# Task to carry out:
Pick out the lines containing "Delay".

— start of Data shown —

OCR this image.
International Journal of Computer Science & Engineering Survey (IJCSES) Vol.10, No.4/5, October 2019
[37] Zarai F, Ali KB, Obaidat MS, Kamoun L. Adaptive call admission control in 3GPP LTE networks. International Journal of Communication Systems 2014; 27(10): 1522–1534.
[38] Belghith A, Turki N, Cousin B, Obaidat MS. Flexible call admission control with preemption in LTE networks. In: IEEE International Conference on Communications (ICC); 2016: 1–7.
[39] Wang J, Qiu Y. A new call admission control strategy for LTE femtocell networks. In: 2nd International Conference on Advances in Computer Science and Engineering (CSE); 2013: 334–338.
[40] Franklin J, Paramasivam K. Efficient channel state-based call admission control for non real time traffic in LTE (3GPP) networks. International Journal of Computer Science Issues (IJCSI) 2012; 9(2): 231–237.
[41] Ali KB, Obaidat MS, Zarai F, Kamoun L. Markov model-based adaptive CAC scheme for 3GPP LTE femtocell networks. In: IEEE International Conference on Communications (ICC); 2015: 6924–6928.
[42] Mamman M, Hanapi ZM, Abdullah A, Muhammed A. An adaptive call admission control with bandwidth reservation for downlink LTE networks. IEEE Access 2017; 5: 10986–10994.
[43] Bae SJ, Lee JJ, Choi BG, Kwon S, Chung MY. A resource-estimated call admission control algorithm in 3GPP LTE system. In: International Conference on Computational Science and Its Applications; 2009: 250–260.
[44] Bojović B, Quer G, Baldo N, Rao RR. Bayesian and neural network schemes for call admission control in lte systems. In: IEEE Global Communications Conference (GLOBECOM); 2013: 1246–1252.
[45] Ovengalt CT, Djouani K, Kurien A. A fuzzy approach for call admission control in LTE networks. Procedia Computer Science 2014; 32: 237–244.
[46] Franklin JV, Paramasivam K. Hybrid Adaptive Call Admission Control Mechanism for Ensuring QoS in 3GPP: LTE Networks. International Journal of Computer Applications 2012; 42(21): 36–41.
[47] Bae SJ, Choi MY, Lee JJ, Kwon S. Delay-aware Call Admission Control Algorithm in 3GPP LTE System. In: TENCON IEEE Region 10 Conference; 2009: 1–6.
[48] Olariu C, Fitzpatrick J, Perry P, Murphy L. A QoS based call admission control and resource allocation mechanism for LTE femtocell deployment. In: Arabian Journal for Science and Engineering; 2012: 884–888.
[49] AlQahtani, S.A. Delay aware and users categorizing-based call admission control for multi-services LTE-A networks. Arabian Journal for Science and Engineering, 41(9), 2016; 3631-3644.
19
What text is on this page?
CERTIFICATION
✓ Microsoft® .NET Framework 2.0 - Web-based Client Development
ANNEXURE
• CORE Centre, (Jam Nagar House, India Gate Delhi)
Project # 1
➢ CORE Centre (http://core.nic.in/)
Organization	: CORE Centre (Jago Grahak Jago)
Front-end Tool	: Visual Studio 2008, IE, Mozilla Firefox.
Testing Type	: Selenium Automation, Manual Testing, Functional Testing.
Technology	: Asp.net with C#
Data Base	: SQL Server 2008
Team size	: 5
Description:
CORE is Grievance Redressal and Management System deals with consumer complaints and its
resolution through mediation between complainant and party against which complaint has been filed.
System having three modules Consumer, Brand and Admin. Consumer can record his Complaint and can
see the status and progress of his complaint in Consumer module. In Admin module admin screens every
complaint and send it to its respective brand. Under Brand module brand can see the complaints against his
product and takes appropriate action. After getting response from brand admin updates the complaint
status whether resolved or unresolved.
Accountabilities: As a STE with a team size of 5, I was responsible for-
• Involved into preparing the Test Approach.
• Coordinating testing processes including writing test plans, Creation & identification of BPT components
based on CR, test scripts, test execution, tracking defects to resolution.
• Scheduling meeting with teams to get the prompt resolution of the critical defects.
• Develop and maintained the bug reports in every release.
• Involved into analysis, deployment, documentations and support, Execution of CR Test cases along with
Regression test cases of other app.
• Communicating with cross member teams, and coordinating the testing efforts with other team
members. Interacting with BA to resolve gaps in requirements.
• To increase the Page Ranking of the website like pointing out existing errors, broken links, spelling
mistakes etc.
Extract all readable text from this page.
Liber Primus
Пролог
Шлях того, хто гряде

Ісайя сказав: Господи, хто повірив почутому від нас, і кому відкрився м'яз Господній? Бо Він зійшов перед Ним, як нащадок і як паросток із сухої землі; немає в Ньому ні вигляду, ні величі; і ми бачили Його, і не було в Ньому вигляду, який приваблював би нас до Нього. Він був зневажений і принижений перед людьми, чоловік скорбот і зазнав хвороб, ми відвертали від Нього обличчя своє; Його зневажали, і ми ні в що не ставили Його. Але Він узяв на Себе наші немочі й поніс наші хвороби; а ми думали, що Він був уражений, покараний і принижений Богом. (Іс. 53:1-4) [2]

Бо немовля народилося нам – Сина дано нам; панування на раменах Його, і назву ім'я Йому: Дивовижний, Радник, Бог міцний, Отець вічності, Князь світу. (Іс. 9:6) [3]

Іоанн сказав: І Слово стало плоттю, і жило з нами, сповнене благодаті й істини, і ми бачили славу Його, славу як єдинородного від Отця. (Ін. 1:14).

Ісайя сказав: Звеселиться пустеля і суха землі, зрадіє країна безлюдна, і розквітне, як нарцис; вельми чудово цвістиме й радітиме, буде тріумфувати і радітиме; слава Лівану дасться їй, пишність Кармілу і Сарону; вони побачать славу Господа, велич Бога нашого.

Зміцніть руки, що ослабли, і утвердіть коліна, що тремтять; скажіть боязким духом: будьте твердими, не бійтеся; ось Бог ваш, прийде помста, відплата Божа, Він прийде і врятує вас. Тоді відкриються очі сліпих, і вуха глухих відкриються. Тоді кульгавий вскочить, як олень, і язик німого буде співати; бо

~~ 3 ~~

— end of Data shown —

# Written solution:
[47] Bae SJ, Choi MY, Lee JJ, Kwon S. Delay-aware Call Admission Control Algorithm in 3GPP LTE System. In: TENCON IEEE Region 10 Conference; 2009: 1–6.
[49] AlQahtani, S.A. Delay aware and users categorizing-based call admission control for multi-services LTE-A networks. Arabian Journal for Science and Engineering, 41(9), 2016; 3631-3644.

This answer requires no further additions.